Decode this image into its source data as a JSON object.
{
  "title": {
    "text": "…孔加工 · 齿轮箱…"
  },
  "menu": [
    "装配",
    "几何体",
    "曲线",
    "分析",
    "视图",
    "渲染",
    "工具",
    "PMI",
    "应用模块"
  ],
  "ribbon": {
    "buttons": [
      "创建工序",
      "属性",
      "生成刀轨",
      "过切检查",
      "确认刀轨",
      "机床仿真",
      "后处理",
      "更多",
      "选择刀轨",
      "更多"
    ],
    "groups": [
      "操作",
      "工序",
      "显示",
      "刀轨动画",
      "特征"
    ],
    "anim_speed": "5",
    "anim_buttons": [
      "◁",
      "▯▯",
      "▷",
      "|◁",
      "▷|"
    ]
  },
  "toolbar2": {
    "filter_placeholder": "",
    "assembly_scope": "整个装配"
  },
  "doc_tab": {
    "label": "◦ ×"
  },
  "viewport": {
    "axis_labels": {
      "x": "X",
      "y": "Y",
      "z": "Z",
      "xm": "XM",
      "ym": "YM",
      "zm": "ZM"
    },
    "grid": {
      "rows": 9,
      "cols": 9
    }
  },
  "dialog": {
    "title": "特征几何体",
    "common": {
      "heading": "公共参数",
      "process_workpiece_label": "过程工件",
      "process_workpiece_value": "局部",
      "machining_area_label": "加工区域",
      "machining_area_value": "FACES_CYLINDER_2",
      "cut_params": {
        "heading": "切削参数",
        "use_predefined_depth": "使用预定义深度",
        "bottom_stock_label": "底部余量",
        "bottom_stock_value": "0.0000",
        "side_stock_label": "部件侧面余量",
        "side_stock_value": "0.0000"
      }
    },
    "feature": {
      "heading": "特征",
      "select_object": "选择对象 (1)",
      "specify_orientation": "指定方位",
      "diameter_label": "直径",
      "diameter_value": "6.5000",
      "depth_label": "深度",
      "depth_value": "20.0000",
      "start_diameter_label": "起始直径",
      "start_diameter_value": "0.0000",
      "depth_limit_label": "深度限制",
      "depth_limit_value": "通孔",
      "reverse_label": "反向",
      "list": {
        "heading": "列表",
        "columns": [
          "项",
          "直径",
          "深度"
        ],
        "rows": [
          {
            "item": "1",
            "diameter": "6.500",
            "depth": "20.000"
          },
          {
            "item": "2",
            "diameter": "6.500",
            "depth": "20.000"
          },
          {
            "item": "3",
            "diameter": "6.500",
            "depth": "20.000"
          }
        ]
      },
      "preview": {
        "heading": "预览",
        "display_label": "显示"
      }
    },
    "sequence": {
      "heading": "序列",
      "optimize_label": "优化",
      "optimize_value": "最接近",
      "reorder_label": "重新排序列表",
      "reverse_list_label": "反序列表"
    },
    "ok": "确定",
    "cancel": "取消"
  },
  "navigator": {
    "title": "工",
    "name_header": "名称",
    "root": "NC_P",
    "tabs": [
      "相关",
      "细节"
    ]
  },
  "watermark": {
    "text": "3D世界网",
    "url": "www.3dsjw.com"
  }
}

###

What is expected: Faithfully transcribe the whole of the data.

Written solution:
Decode this image into its source data as a JSON object.
{
  "title": {
    "text": "…孔加工 · 齿轮箱…"
  },
  "menu": [
    "装配",
    "几何体",
    "曲线",
    "分析",
    "视图",
    "渲染",
    "工具",
    "PMI",
    "应用模块"
  ],
  "ribbon": {
    "buttons": [
      "创建工序",
      "属性",
      "生成刀轨",
      "过切检查",
      "确认刀轨",
      "机床仿真",
      "后处理",
      "更多",
      "选择刀轨",
      "更多"
    ],
    "groups": [
      "操作",
      "工序",
      "显示",
      "刀轨动画",
      "特征"
    ],
    "anim_speed": "5",
    "anim_buttons": [
      "◁",
      "▯▯",
      "▷",
      "|◁",
      "▷|"
    ]
  },
  "toolbar2": {
    "filter_placeholder": "",
    "assembly_scope": "整个装配"
  },
  "doc_tab": {
    "label": "◦ ×"
  },
  "viewport": {
    "axis_labels": {
      "x": "X",
      "y": "Y",
      "z": "Z",
      "xm": "XM",
      "ym": "YM",
      "zm": "ZM"
    },
    "grid": {
      "rows": 9,
      "cols": 9
    }
  },
  "dialog": {
    "title": "特征几何体",
    "common": {
      "heading": "公共参数",
      "process_workpiece_label": "过程工件",
      "process_workpiece_value": "局部",
      "machining_area_label": "加工区域",
      "machining_area_value": "FACES_CYLINDER_2",
      "cut_params": {
        "heading": "切削参数",
        "use_predefined_depth": "使用预定义深度",
        "bottom_stock_label": "底部余量",
        "bottom_stock_value": "0.0000",
        "side_stock_label": "部件侧面余量",
        "side_stock_value": "0.0000"
      }
    },
    "feature": {
      "heading": "特征",
      "select_object": "选择对象 (1)",
      "specify_orientation": "指定方位",
      "diameter_label": "直径",
      "diameter_value": "6.5000",
      "depth_label": "深度",
      "depth_value": "20.0000",
      "start_diameter_label": "起始直径",
      "start_diameter_value": "0.0000",
      "depth_limit_label": "深度限制",
      "depth_limit_value": "通孔",
      "reverse_label": "反向",
      "list": {
        "heading": "列表",
        "columns": [
          "项",
          "直径",
          "深度"
        ],
        "rows": [
          {
            "item": "1",
            "diameter": "6.500",
            "depth": "20.000"
          },
          {
            "item": "2",
            "diameter": "6.500",
            "depth": "20.000"
          },
          {
            "item": "3",
            "diameter": "6.500",
            "depth": "20.000"
          }
        ]
      },
      "preview": {
        "heading": "预览",
        "display_label": "显示"
      }
    },
    "sequence": {
      "heading": "序列",
      "optimize_label": "优化",
      "optimize_value": "最接近",
      "reorder_label": "重新排序列表",
      "reverse_list_label": "反序列表"
    },
    "ok": "确定",
    "cancel": "取消"
  },
  "navigator": {
    "title": "工",
    "name_header": "名称",
    "root": "NC_P",
    "tabs": [
      "相关",
      "细节"
    ]
  },
  "watermark": {
    "text": "3D世界网",
    "url": "www.3dsjw.com"
  }
}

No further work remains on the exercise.